## Exercise aim
Repeat the material exactly as it appears.

Collected data entries:

- - -

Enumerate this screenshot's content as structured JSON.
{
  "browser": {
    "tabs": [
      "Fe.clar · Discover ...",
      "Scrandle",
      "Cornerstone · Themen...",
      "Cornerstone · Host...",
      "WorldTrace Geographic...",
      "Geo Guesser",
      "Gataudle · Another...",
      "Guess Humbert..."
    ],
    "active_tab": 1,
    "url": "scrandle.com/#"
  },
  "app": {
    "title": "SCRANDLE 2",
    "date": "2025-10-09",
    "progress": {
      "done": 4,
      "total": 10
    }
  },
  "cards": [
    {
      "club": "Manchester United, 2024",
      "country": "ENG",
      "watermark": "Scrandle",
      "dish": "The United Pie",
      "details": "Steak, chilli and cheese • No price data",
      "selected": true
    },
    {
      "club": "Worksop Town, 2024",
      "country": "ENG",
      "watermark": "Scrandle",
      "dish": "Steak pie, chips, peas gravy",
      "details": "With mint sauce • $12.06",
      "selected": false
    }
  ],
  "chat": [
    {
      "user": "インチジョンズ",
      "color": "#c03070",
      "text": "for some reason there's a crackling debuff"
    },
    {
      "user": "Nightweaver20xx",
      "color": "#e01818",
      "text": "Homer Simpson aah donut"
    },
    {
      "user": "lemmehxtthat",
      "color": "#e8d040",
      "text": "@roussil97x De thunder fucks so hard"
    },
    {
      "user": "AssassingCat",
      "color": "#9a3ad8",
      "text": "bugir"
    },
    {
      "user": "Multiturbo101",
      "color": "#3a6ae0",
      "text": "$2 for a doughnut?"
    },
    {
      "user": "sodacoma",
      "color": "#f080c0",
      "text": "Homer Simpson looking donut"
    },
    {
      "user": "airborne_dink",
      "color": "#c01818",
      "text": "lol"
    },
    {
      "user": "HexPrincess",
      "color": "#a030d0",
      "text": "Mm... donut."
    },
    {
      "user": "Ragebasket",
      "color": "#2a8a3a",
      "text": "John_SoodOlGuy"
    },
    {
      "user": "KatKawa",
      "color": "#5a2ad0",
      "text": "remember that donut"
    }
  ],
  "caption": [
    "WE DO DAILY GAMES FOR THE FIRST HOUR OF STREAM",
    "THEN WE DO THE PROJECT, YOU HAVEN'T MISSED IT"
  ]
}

- - -

## Reply
Enumerate this screenshot's content as structured JSON.
{
  "browser": {
    "tabs": [
      "Fe.clar · Discover ...",
      "Scrandle",
      "Cornerstone · Themen...",
      "Cornerstone · Host...",
      "WorldTrace Geographic...",
      "Geo Guesser",
      "Gataudle · Another...",
      "Guess Humbert..."
    ],
    "active_tab": 1,
    "url": "scrandle.com/#"
  },
  "app": {
    "title": "SCRANDLE 2",
    "date": "2025-10-09",
    "progress": {
      "done": 4,
      "total": 10
    }
  },
  "cards": [
    {
      "club": "Manchester United, 2024",
      "country": "ENG",
      "watermark": "Scrandle",
      "dish": "The United Pie",
      "details": "Steak, chilli and cheese • No price data",
      "selected": true
    },
    {
      "club": "Worksop Town, 2024",
      "country": "ENG",
      "watermark": "Scrandle",
      "dish": "Steak pie, chips, peas gravy",
      "details": "With mint sauce • $12.06",
      "selected": false
    }
  ],
  "chat": [
    {
      "user": "インチジョンズ",
      "color": "#c03070",
      "text": "for some reason there's a crackling debuff"
    },
    {
      "user": "Nightweaver20xx",
      "color": "#e01818",
      "text": "Homer Simpson aah donut"
    },
    {
      "user": "lemmehxtthat",
      "color": "#e8d040",
      "text": "@roussil97x De thunder fucks so hard"
    },
    {
      "user": "AssassingCat",
      "color": "#9a3ad8",
      "text": "bugir"
    },
    {
      "user": "Multiturbo101",
      "color": "#3a6ae0",
      "text": "$2 for a doughnut?"
    },
    {
      "user": "sodacoma",
      "color": "#f080c0",
      "text": "Homer Simpson looking donut"
    },
    {
      "user": "airborne_dink",
      "color": "#c01818",
      "text": "lol"
    },
    {
      "user": "HexPrincess",
      "color": "#a030d0",
      "text": "Mm... donut."
    },
    {
      "user": "Ragebasket",
      "color": "#2a8a3a",
      "text": "John_SoodOlGuy"
    },
    {
      "user": "KatKawa",
      "color": "#5a2ad0",
      "text": "remember that donut"
    }
  ],
  "caption": [
    "WE DO DAILY GAMES FOR THE FIRST HOUR OF STREAM",
    "THEN WE DO THE PROJECT, YOU HAVEN'T MISSED IT"
  ]
}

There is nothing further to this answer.